## Begin Dataset extract

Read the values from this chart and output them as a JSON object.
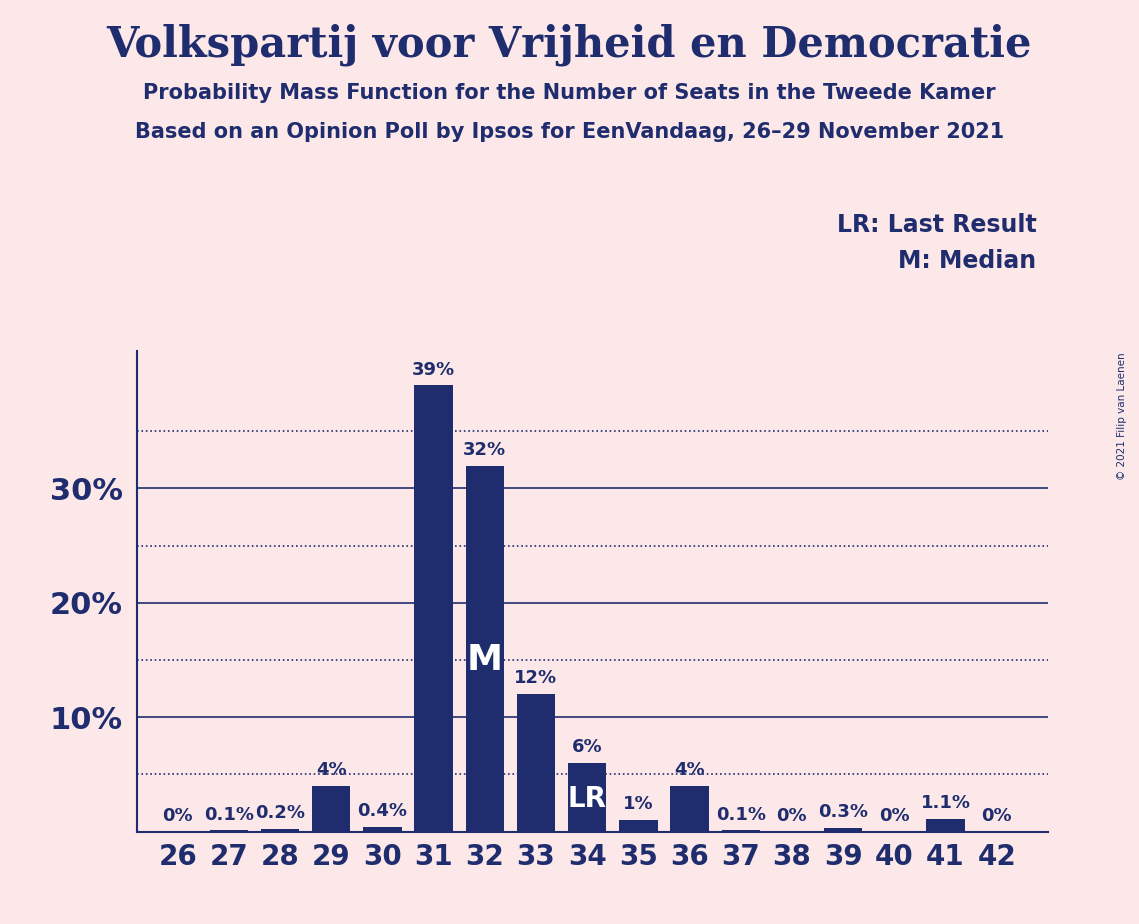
{
  "title": "Volkspartij voor Vrijheid en Democratie",
  "subtitle1": "Probability Mass Function for the Number of Seats in the Tweede Kamer",
  "subtitle2": "Based on an Opinion Poll by Ipsos for EenVandaag, 26–29 November 2021",
  "copyright": "© 2021 Filip van Laenen",
  "legend_lr": "LR: Last Result",
  "legend_m": "M: Median",
  "seats": [
    26,
    27,
    28,
    29,
    30,
    31,
    32,
    33,
    34,
    35,
    36,
    37,
    38,
    39,
    40,
    41,
    42
  ],
  "probabilities": [
    0.0,
    0.1,
    0.2,
    4.0,
    0.4,
    39.0,
    32.0,
    12.0,
    6.0,
    1.0,
    4.0,
    0.1,
    0.0,
    0.3,
    0.0,
    1.1,
    0.0
  ],
  "bar_color": "#1f2d6e",
  "background_color": "#fce8e8",
  "median_seat": 32,
  "lr_seat": 34,
  "solid_lines": [
    10,
    20,
    30
  ],
  "dotted_lines": [
    5,
    15,
    25,
    35
  ],
  "title_fontsize": 30,
  "subtitle_fontsize": 15,
  "axis_tick_fontsize": 20,
  "bar_label_fontsize": 13,
  "legend_fontsize": 17,
  "ylabel_fontsize": 22,
  "ylim": [
    0,
    42
  ],
  "ytick_positions": [
    10,
    20,
    30
  ],
  "ytick_labels": [
    "10%",
    "20%",
    "30%"
  ]
}
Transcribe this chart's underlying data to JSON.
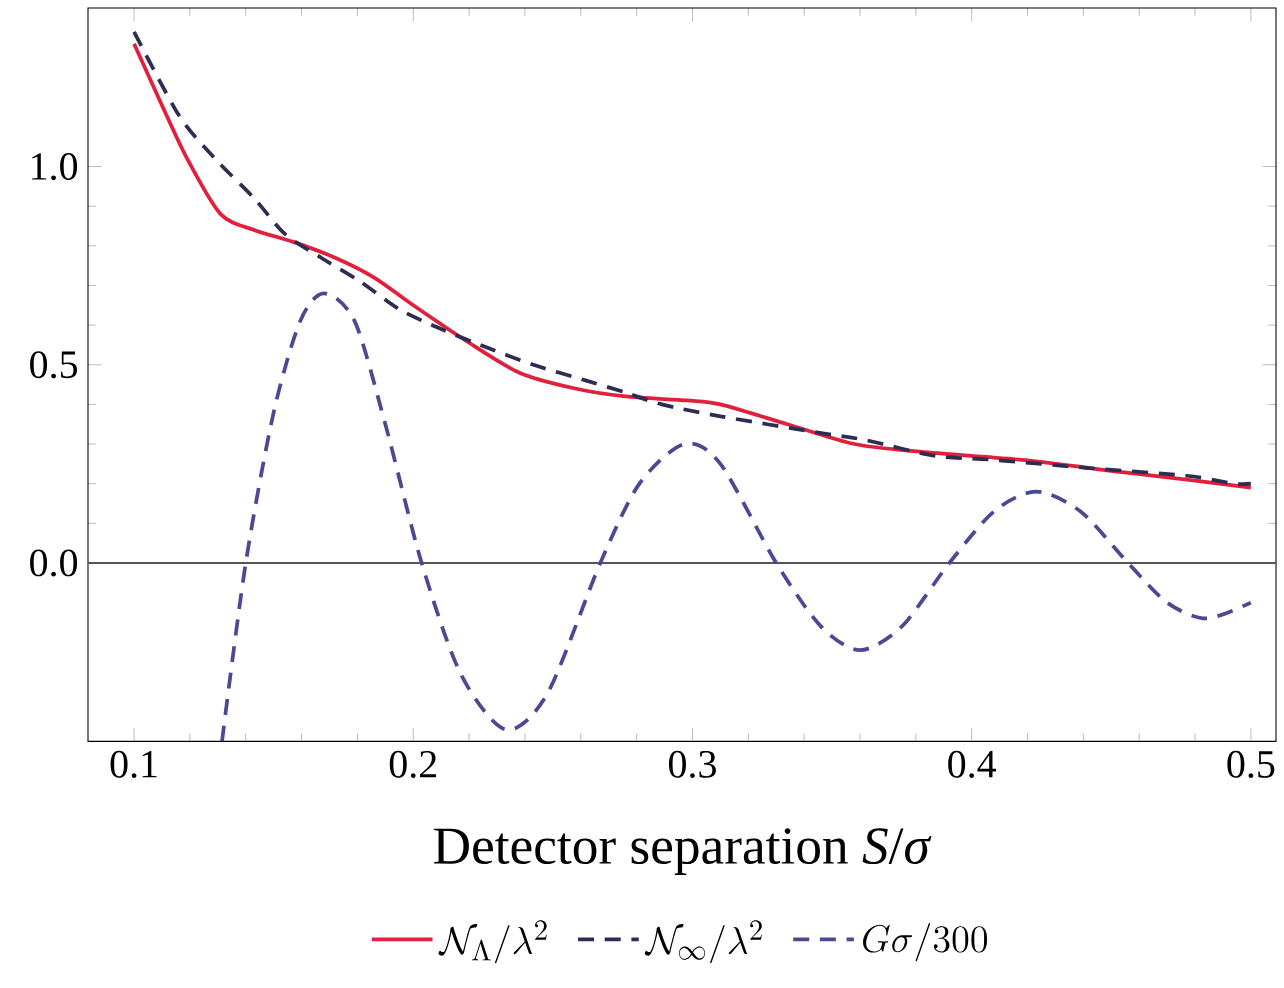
{
  "chart_data": {
    "type": "line",
    "xlabel": "Detector separation  *S*/*σ*",
    "xlim": [
      0.0835,
      0.509
    ],
    "ylim": [
      -0.45,
      1.4
    ],
    "xticks": [
      0.1,
      0.2,
      0.3,
      0.4,
      0.5
    ],
    "yticks": [
      {
        "value": 0.0,
        "label": "0.0"
      },
      {
        "value": 0.5,
        "label": "0.5"
      },
      {
        "value": 1.0,
        "label": "1.0"
      }
    ],
    "legend": "bottom",
    "grid": false,
    "ref_lines": [
      {
        "axis": "y",
        "value": 0,
        "color": "#555555"
      }
    ],
    "series": [
      {
        "name": "\\mathcal{N}_\\Lambda/\\lambda^2",
        "color": "#e0203c",
        "line_style": "solid",
        "x": [
          0.1,
          0.109,
          0.119,
          0.131,
          0.143,
          0.157,
          0.172,
          0.186,
          0.2,
          0.219,
          0.238,
          0.258,
          0.276,
          0.298,
          0.31,
          0.334,
          0.358,
          0.382,
          0.418,
          0.453,
          0.477,
          0.5
        ],
        "values": [
          1.31,
          1.17,
          1.02,
          0.88,
          0.84,
          0.81,
          0.77,
          0.72,
          0.65,
          0.56,
          0.48,
          0.44,
          0.42,
          0.41,
          0.4,
          0.35,
          0.3,
          0.28,
          0.26,
          0.23,
          0.21,
          0.19
        ]
      },
      {
        "name": "\\mathcal{N}_\\infty/\\lambda^2",
        "color": "#2e2c52",
        "line_style": "dashed",
        "x": [
          0.1,
          0.116,
          0.129,
          0.143,
          0.154,
          0.167,
          0.181,
          0.195,
          0.21,
          0.224,
          0.243,
          0.262,
          0.276,
          0.289,
          0.31,
          0.344,
          0.362,
          0.387,
          0.408,
          0.441,
          0.477,
          0.494,
          0.5
        ],
        "values": [
          1.34,
          1.13,
          1.02,
          0.92,
          0.83,
          0.77,
          0.71,
          0.64,
          0.59,
          0.55,
          0.5,
          0.46,
          0.43,
          0.4,
          0.37,
          0.33,
          0.31,
          0.27,
          0.26,
          0.24,
          0.22,
          0.2,
          0.2
        ]
      },
      {
        "name": "G\\sigma/300",
        "color": "#4a4a94",
        "line_style": "dashed",
        "x": [
          0.1315,
          0.14,
          0.15,
          0.1595,
          0.168,
          0.179,
          0.19,
          0.203,
          0.217,
          0.233,
          0.248,
          0.267,
          0.281,
          0.297,
          0.31,
          0.33,
          0.346,
          0.36,
          0.375,
          0.392,
          0.408,
          0.423,
          0.439,
          0.456,
          0.47,
          0.484,
          0.5
        ],
        "values": [
          -0.45,
          0,
          0.38,
          0.61,
          0.68,
          0.61,
          0.35,
          0,
          -0.28,
          -0.42,
          -0.33,
          0,
          0.2,
          0.3,
          0.25,
          0,
          -0.16,
          -0.22,
          -0.16,
          0,
          0.13,
          0.18,
          0.13,
          0,
          -0.1,
          -0.14,
          -0.1
        ]
      }
    ]
  }
}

## End Dataset extract

Exercise brief:
Leave out every picture and copy the rest of the records exactly.

Correct answer:
Read the values from this chart and output them as a JSON object.
{
  "title": "Volkspartij voor Vrijheid en Democratie",
  "subtitle1": "Probability Mass Function for the Number of Seats in the Tweede Kamer",
  "subtitle2": "Based on an Opinion Poll by Ipsos for EenVandaag, 26–29 November 2021",
  "copyright": "© 2021 Filip van Laenen",
  "legend_lr": "LR: Last Result",
  "legend_m": "M: Median",
  "seats": [
    26,
    27,
    28,
    29,
    30,
    31,
    32,
    33,
    34,
    35,
    36,
    37,
    38,
    39,
    40,
    41,
    42
  ],
  "probabilities": [
    0.0,
    0.1,
    0.2,
    4.0,
    0.4,
    39.0,
    32.0,
    12.0,
    6.0,
    1.0,
    4.0,
    0.1,
    0.0,
    0.3,
    0.0,
    1.1,
    0.0
  ],
  "bar_color": "#1f2d6e",
  "background_color": "#fce8e8",
  "median_seat": 32,
  "lr_seat": 34,
  "solid_lines": [
    10,
    20,
    30
  ],
  "dotted_lines": [
    5,
    15,
    25,
    35
  ],
  "title_fontsize": 30,
  "subtitle_fontsize": 15,
  "axis_tick_fontsize": 20,
  "bar_label_fontsize": 13,
  "legend_fontsize": 17,
  "ylabel_fontsize": 22,
  "ylim": [
    0,
    42
  ],
  "ytick_positions": [
    10,
    20,
    30
  ],
  "ytick_labels": [
    "10%",
    "20%",
    "30%"
  ]
}
Transcribe this chart's underlying data to JSON.
{
  "chart_data": {
    "type": "line",
    "xlabel": "Detector separation  *S*/*σ*",
    "xlim": [
      0.0835,
      0.509
    ],
    "ylim": [
      -0.45,
      1.4
    ],
    "xticks": [
      0.1,
      0.2,
      0.3,
      0.4,
      0.5
    ],
    "yticks": [
      {
        "value": 0.0,
        "label": "0.0"
      },
      {
        "value": 0.5,
        "label": "0.5"
      },
      {
        "value": 1.0,
        "label": "1.0"
      }
    ],
    "legend": "bottom",
    "grid": false,
    "ref_lines": [
      {
        "axis": "y",
        "value": 0,
        "color": "#555555"
      }
    ],
    "series": [
      {
        "name": "\\mathcal{N}_\\Lambda/\\lambda^2",
        "color": "#e0203c",
        "line_style": "solid",
        "x": [
          0.1,
          0.109,
          0.119,
          0.131,
          0.143,
          0.157,
          0.172,
          0.186,
          0.2,
          0.219,
          0.238,
          0.258,
          0.276,
          0.298,
          0.31,
          0.334,
          0.358,
          0.382,
          0.418,
          0.453,
          0.477,
          0.5
        ],
        "values": [
          1.31,
          1.17,
          1.02,
          0.88,
          0.84,
          0.81,
          0.77,
          0.72,
          0.65,
          0.56,
          0.48,
          0.44,
          0.42,
          0.41,
          0.4,
          0.35,
          0.3,
          0.28,
          0.26,
          0.23,
          0.21,
          0.19
        ]
      },
      {
        "name": "\\mathcal{N}_\\infty/\\lambda^2",
        "color": "#2e2c52",
        "line_style": "dashed",
        "x": [
          0.1,
          0.116,
          0.129,
          0.143,
          0.154,
          0.167,
          0.181,
          0.195,
          0.21,
          0.224,
          0.243,
          0.262,
          0.276,
          0.289,
          0.31,
          0.344,
          0.362,
          0.387,
          0.408,
          0.441,
          0.477,
          0.494,
          0.5
        ],
        "values": [
          1.34,
          1.13,
          1.02,
          0.92,
          0.83,
          0.77,
          0.71,
          0.64,
          0.59,
          0.55,
          0.5,
          0.46,
          0.43,
          0.4,
          0.37,
          0.33,
          0.31,
          0.27,
          0.26,
          0.24,
          0.22,
          0.2,
          0.2
        ]
      },
      {
        "name": "G\\sigma/300",
        "color": "#4a4a94",
        "line_style": "dashed",
        "x": [
          0.1315,
          0.14,
          0.15,
          0.1595,
          0.168,
          0.179,
          0.19,
          0.203,
          0.217,
          0.233,
          0.248,
          0.267,
          0.281,
          0.297,
          0.31,
          0.33,
          0.346,
          0.36,
          0.375,
          0.392,
          0.408,
          0.423,
          0.439,
          0.456,
          0.47,
          0.484,
          0.5
        ],
        "values": [
          -0.45,
          0,
          0.38,
          0.61,
          0.68,
          0.61,
          0.35,
          0,
          -0.28,
          -0.42,
          -0.33,
          0,
          0.2,
          0.3,
          0.25,
          0,
          -0.16,
          -0.22,
          -0.16,
          0,
          0.13,
          0.18,
          0.13,
          0,
          -0.1,
          -0.14,
          -0.1
        ]
      }
    ]
  }
}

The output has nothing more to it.